Selected passage:
== == ==

If an object is part of a package that is installed on your computer you can also use it without loading the package with the :: operator. As an example consider the package mailR, which has the function send.mail to send emails from within R:

args(mailR::send.mail)
## function (from, to, subject = "", body = "", encoding = "iso-8859-1", 
##     html = FALSE, inline = FALSE, smtp = list(), authenticate = FALSE, 
##     send = TRUE, attach.files = NULL, debug = FALSE, ...) 
## NULL

Some R texts suggest to avoid using attach at all, and to always use ::. The reason is that what works on your computer with its specific setup may not work on someone elses. My preference is to use :: if I use a function in this package just once but to attach the package if I use the function several times.

Packages

As we have already seen, packages/libraries are at the heart of R. Mostly it is where we can find routines already written for various tasks. The main repository is at https://cran.r-project.org/web/packages/. Currently there are over 14500!

== == ==

Direction 1:
Answer these questions using the passage on R packages:
(a) Which operator lets you use an object from an installed package without loading the package?
(b) When a function from a package is used only once, what does the author prefer to do?
(c) How many packages does the passage say are currently in the main repository?
Direction 2: Set down the stretch of the passage on R packages from "As we have already" through "are over 14500!", word for word.
Direction 3: Resume the passage on R packages after its final sentence and carry it further.
The data come from a separate source and are unrelated to the passage on R packages.

Stored rows:
== == ==

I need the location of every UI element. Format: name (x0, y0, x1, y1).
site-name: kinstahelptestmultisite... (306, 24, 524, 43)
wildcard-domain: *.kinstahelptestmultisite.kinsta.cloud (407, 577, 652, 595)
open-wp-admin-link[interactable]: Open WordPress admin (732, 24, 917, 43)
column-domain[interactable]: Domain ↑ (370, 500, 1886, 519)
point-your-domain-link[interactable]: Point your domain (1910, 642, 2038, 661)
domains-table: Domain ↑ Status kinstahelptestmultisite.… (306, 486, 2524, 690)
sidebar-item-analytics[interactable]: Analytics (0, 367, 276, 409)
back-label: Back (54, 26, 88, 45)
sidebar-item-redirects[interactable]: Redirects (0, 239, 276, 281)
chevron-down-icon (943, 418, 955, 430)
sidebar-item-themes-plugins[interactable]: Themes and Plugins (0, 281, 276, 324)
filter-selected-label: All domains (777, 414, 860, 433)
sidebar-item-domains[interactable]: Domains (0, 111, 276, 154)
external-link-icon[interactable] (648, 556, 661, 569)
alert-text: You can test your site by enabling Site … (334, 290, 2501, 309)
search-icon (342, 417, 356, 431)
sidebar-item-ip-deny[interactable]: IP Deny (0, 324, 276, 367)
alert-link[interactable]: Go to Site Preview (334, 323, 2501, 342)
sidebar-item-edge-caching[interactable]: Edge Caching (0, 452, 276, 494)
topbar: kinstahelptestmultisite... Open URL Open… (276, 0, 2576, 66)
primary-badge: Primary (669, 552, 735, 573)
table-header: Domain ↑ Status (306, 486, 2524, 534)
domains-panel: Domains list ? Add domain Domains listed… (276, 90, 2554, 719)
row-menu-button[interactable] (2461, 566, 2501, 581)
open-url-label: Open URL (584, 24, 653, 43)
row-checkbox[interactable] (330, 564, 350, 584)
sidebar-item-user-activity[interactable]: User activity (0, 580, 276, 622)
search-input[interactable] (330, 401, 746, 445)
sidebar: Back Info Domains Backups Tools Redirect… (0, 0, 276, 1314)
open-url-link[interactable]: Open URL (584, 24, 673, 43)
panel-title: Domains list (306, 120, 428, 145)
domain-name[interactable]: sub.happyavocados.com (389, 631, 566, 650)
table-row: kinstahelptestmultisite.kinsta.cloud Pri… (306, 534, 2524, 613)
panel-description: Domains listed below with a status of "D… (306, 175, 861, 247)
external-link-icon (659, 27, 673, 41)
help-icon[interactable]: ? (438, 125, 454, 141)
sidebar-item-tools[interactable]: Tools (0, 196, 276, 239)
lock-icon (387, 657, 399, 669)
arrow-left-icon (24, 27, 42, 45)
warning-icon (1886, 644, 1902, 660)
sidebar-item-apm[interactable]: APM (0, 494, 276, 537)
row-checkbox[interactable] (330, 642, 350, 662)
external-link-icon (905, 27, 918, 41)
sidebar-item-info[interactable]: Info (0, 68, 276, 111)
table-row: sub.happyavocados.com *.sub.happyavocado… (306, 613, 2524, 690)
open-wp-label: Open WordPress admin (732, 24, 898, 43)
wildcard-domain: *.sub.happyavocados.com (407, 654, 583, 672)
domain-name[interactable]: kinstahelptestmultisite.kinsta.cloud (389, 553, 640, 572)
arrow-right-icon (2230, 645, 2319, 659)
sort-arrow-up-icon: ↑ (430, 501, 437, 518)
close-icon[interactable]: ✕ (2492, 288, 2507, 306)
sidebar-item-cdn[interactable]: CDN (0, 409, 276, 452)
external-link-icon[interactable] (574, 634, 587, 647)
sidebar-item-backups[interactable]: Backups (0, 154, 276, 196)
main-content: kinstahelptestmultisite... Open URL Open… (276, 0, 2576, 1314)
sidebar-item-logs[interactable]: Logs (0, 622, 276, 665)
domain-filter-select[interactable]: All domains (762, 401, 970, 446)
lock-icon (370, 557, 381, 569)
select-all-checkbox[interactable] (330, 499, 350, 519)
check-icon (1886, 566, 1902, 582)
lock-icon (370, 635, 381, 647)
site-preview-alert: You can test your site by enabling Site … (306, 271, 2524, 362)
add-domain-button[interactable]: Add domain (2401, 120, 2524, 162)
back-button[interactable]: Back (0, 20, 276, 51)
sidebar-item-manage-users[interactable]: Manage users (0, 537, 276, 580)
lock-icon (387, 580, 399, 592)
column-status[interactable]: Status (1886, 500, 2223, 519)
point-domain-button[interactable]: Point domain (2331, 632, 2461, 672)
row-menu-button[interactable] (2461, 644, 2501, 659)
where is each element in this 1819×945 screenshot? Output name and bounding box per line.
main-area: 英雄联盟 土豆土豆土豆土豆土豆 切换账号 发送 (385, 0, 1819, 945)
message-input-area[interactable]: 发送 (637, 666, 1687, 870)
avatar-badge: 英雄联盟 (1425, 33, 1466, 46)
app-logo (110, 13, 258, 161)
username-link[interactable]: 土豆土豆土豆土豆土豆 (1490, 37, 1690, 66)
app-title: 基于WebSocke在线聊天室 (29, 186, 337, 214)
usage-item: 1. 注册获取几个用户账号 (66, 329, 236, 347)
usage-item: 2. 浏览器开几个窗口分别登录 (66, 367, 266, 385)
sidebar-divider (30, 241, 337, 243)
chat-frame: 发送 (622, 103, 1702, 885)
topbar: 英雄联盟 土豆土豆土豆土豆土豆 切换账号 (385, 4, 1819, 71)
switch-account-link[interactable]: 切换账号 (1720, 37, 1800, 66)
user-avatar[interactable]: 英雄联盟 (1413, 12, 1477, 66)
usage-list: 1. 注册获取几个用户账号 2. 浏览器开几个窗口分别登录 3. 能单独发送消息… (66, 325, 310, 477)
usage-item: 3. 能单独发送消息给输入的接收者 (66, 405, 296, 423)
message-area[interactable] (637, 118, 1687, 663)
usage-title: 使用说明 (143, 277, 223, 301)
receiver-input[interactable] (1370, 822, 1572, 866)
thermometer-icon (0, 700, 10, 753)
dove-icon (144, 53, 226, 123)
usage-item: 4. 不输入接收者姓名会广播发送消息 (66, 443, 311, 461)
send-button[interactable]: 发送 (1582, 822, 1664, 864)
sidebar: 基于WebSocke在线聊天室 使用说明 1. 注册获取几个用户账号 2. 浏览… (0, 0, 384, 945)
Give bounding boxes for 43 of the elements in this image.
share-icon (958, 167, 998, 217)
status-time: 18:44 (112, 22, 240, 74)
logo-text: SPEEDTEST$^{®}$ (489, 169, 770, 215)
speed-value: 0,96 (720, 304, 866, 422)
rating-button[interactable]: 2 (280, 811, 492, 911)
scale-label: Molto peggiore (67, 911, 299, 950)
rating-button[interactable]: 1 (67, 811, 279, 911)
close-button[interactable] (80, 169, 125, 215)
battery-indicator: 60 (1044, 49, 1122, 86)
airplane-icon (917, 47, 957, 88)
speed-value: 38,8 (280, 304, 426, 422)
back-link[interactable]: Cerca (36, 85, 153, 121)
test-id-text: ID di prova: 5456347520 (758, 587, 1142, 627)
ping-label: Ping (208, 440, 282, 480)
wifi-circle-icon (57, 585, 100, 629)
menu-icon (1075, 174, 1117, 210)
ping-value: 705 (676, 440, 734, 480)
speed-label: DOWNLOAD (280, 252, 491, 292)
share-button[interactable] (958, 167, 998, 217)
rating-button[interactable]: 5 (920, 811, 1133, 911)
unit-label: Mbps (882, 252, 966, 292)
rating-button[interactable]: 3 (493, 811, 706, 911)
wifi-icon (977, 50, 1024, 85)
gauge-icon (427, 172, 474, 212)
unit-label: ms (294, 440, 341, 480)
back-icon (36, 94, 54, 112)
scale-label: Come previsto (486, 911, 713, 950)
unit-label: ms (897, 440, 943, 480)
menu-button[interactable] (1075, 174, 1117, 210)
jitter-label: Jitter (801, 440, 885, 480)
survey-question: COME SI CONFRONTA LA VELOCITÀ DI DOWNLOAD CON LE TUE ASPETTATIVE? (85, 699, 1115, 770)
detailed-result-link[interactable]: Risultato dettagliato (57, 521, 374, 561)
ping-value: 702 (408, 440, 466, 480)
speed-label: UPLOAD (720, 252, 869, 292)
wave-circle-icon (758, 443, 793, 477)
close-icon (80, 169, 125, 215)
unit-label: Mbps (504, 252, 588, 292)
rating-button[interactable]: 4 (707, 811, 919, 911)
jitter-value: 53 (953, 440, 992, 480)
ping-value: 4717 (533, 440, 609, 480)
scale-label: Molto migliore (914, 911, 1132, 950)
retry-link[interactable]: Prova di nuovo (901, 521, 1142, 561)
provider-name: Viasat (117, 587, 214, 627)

== == ==

Expected output 1:
(a) The :: operator.
(b) Use :: rather than attaching the package.
(c) Over 14500.

Expected output 2:
As we have already seen, packages/libraries are at the heart of R. Mostly it is where we can find routines already written for various tasks. The main repository is at https://cran.r-project.org/web/packages/. Currently there are over 14500!

Expected output 3:
In fact, that is a problem: for any one task there are likely a dozen packages that would work. Finding the one that works for you is not easy!

Once you decide which one you want you can download it by clicking on the Packages tab in RStudio, select Install and typing the name. Occasionally RStudio won’t find it, then you can do it manually:

install.packages("pckname")

Useful arguments are

  • lib: the folder on you hard drive where you want to store the package (usually c:/R/lib).
  • repos: the place on the internet where the package is located (if not it pops up a list to choose from).
  • dependencies=TRUE will also download any additional packages required.

Notice that this only downloads the package, you still have to load it into R:

library(mypcks)

If you install a new version of R you want to update all the packages:

update.packages(ask=FALSE)

Note sometimes after a major upgrade this fails, and you have to update each package one by one. The last time this happened was after the upgrade from Ver 3.4.0 to 3.5.0.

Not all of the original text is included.